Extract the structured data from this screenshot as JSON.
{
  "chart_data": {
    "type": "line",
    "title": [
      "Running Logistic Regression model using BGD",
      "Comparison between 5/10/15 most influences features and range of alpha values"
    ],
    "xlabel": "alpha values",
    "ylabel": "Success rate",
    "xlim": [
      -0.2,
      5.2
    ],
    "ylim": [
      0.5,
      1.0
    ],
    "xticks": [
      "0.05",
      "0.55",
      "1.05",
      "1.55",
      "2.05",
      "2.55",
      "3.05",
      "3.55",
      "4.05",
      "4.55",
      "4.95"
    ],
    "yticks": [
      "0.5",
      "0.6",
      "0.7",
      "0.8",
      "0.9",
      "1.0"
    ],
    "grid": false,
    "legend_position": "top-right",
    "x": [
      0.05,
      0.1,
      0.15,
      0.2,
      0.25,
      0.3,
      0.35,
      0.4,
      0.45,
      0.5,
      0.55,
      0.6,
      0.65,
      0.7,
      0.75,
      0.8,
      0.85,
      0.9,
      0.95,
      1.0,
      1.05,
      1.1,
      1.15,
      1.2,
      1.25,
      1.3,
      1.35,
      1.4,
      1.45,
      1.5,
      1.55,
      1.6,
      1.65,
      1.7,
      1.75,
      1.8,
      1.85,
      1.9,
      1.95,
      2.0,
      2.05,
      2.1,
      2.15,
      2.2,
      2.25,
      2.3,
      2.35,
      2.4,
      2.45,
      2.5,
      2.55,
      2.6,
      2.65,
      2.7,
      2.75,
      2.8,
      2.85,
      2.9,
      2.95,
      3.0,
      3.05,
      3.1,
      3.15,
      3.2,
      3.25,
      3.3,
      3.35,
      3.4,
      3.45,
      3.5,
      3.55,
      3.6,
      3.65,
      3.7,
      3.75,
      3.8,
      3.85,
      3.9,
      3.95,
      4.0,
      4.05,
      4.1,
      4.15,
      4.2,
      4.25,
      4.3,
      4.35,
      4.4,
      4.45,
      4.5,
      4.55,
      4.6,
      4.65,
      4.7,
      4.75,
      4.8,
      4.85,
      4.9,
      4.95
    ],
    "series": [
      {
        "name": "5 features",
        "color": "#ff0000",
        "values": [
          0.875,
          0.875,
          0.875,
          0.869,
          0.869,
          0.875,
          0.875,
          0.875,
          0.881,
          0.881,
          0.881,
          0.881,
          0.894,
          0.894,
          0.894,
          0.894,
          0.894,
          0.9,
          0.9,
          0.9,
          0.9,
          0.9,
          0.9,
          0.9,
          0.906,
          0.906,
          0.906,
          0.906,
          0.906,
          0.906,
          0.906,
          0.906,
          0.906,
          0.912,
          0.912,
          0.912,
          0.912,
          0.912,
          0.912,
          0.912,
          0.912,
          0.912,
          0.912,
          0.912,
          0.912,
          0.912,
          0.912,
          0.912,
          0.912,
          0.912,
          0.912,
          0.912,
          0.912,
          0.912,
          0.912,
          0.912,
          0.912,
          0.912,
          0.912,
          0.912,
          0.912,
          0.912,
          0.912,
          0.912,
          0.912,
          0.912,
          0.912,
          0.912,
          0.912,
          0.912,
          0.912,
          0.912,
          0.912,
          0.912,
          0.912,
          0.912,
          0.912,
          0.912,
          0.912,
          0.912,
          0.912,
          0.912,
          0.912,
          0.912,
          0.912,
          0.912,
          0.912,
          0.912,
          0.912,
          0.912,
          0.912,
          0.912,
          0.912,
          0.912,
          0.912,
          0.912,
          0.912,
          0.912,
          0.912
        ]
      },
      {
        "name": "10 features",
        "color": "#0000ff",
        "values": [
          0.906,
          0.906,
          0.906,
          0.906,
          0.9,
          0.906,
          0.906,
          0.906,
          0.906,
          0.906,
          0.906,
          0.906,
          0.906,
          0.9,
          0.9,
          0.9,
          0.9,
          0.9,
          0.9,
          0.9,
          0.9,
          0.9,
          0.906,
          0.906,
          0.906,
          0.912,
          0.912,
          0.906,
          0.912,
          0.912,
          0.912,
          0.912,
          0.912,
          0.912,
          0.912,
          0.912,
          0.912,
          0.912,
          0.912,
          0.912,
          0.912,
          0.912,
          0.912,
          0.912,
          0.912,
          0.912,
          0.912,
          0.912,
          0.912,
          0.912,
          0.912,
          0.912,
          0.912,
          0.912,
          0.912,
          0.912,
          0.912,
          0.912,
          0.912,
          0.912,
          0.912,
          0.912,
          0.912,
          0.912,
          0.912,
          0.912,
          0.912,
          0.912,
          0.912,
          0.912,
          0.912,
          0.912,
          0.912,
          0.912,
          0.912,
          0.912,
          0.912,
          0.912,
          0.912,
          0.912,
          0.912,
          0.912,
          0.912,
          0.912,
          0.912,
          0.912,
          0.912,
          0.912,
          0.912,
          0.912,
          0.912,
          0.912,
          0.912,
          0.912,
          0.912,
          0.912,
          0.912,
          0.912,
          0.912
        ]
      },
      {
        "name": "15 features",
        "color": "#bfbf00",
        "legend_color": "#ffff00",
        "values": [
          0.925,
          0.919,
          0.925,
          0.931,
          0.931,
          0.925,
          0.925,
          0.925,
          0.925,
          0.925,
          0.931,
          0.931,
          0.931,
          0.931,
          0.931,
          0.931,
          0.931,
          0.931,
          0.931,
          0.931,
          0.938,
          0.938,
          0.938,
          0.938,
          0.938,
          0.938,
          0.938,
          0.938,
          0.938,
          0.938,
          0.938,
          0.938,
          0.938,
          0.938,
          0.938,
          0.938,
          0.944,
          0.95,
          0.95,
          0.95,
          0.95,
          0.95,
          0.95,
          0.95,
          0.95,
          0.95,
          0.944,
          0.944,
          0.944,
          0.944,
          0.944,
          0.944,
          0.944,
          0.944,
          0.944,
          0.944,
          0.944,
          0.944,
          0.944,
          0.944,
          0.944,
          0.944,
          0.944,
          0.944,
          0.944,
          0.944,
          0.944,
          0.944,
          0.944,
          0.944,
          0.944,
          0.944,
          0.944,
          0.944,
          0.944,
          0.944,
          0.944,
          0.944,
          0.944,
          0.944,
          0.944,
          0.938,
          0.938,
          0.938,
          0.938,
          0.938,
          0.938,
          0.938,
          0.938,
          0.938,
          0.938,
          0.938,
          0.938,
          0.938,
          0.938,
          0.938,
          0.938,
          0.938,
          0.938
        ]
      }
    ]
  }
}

Aim: Write out all of the records above exactly as they appear.

Exercise solution:
Extract the structured data from this screenshot as JSON.
{
  "chart_data": {
    "type": "line",
    "title": [
      "Running Logistic Regression model using BGD",
      "Comparison between 5/10/15 most influences features and range of alpha values"
    ],
    "xlabel": "alpha values",
    "ylabel": "Success rate",
    "xlim": [
      -0.2,
      5.2
    ],
    "ylim": [
      0.5,
      1.0
    ],
    "xticks": [
      "0.05",
      "0.55",
      "1.05",
      "1.55",
      "2.05",
      "2.55",
      "3.05",
      "3.55",
      "4.05",
      "4.55",
      "4.95"
    ],
    "yticks": [
      "0.5",
      "0.6",
      "0.7",
      "0.8",
      "0.9",
      "1.0"
    ],
    "grid": false,
    "legend_position": "top-right",
    "x": [
      0.05,
      0.1,
      0.15,
      0.2,
      0.25,
      0.3,
      0.35,
      0.4,
      0.45,
      0.5,
      0.55,
      0.6,
      0.65,
      0.7,
      0.75,
      0.8,
      0.85,
      0.9,
      0.95,
      1.0,
      1.05,
      1.1,
      1.15,
      1.2,
      1.25,
      1.3,
      1.35,
      1.4,
      1.45,
      1.5,
      1.55,
      1.6,
      1.65,
      1.7,
      1.75,
      1.8,
      1.85,
      1.9,
      1.95,
      2.0,
      2.05,
      2.1,
      2.15,
      2.2,
      2.25,
      2.3,
      2.35,
      2.4,
      2.45,
      2.5,
      2.55,
      2.6,
      2.65,
      2.7,
      2.75,
      2.8,
      2.85,
      2.9,
      2.95,
      3.0,
      3.05,
      3.1,
      3.15,
      3.2,
      3.25,
      3.3,
      3.35,
      3.4,
      3.45,
      3.5,
      3.55,
      3.6,
      3.65,
      3.7,
      3.75,
      3.8,
      3.85,
      3.9,
      3.95,
      4.0,
      4.05,
      4.1,
      4.15,
      4.2,
      4.25,
      4.3,
      4.35,
      4.4,
      4.45,
      4.5,
      4.55,
      4.6,
      4.65,
      4.7,
      4.75,
      4.8,
      4.85,
      4.9,
      4.95
    ],
    "series": [
      {
        "name": "5 features",
        "color": "#ff0000",
        "values": [
          0.875,
          0.875,
          0.875,
          0.869,
          0.869,
          0.875,
          0.875,
          0.875,
          0.881,
          0.881,
          0.881,
          0.881,
          0.894,
          0.894,
          0.894,
          0.894,
          0.894,
          0.9,
          0.9,
          0.9,
          0.9,
          0.9,
          0.9,
          0.9,
          0.906,
          0.906,
          0.906,
          0.906,
          0.906,
          0.906,
          0.906,
          0.906,
          0.906,
          0.912,
          0.912,
          0.912,
          0.912,
          0.912,
          0.912,
          0.912,
          0.912,
          0.912,
          0.912,
          0.912,
          0.912,
          0.912,
          0.912,
          0.912,
          0.912,
          0.912,
          0.912,
          0.912,
          0.912,
          0.912,
          0.912,
          0.912,
          0.912,
          0.912,
          0.912,
          0.912,
          0.912,
          0.912,
          0.912,
          0.912,
          0.912,
          0.912,
          0.912,
          0.912,
          0.912,
          0.912,
          0.912,
          0.912,
          0.912,
          0.912,
          0.912,
          0.912,
          0.912,
          0.912,
          0.912,
          0.912,
          0.912,
          0.912,
          0.912,
          0.912,
          0.912,
          0.912,
          0.912,
          0.912,
          0.912,
          0.912,
          0.912,
          0.912,
          0.912,
          0.912,
          0.912,
          0.912,
          0.912,
          0.912,
          0.912
        ]
      },
      {
        "name": "10 features",
        "color": "#0000ff",
        "values": [
          0.906,
          0.906,
          0.906,
          0.906,
          0.9,
          0.906,
          0.906,
          0.906,
          0.906,
          0.906,
          0.906,
          0.906,
          0.906,
          0.9,
          0.9,
          0.9,
          0.9,
          0.9,
          0.9,
          0.9,
          0.9,
          0.9,
          0.906,
          0.906,
          0.906,
          0.912,
          0.912,
          0.906,
          0.912,
          0.912,
          0.912,
          0.912,
          0.912,
          0.912,
          0.912,
          0.912,
          0.912,
          0.912,
          0.912,
          0.912,
          0.912,
          0.912,
          0.912,
          0.912,
          0.912,
          0.912,
          0.912,
          0.912,
          0.912,
          0.912,
          0.912,
          0.912,
          0.912,
          0.912,
          0.912,
          0.912,
          0.912,
          0.912,
          0.912,
          0.912,
          0.912,
          0.912,
          0.912,
          0.912,
          0.912,
          0.912,
          0.912,
          0.912,
          0.912,
          0.912,
          0.912,
          0.912,
          0.912,
          0.912,
          0.912,
          0.912,
          0.912,
          0.912,
          0.912,
          0.912,
          0.912,
          0.912,
          0.912,
          0.912,
          0.912,
          0.912,
          0.912,
          0.912,
          0.912,
          0.912,
          0.912,
          0.912,
          0.912,
          0.912,
          0.912,
          0.912,
          0.912,
          0.912,
          0.912
        ]
      },
      {
        "name": "15 features",
        "color": "#bfbf00",
        "legend_color": "#ffff00",
        "values": [
          0.925,
          0.919,
          0.925,
          0.931,
          0.931,
          0.925,
          0.925,
          0.925,
          0.925,
          0.925,
          0.931,
          0.931,
          0.931,
          0.931,
          0.931,
          0.931,
          0.931,
          0.931,
          0.931,
          0.931,
          0.938,
          0.938,
          0.938,
          0.938,
          0.938,
          0.938,
          0.938,
          0.938,
          0.938,
          0.938,
          0.938,
          0.938,
          0.938,
          0.938,
          0.938,
          0.938,
          0.944,
          0.95,
          0.95,
          0.95,
          0.95,
          0.95,
          0.95,
          0.95,
          0.95,
          0.95,
          0.944,
          0.944,
          0.944,
          0.944,
          0.944,
          0.944,
          0.944,
          0.944,
          0.944,
          0.944,
          0.944,
          0.944,
          0.944,
          0.944,
          0.944,
          0.944,
          0.944,
          0.944,
          0.944,
          0.944,
          0.944,
          0.944,
          0.944,
          0.944,
          0.944,
          0.944,
          0.944,
          0.944,
          0.944,
          0.944,
          0.944,
          0.944,
          0.944,
          0.944,
          0.944,
          0.938,
          0.938,
          0.938,
          0.938,
          0.938,
          0.938,
          0.938,
          0.938,
          0.938,
          0.938,
          0.938,
          0.938,
          0.938,
          0.938,
          0.938,
          0.938,
          0.938,
          0.938
        ]
      }
    ]
  }
}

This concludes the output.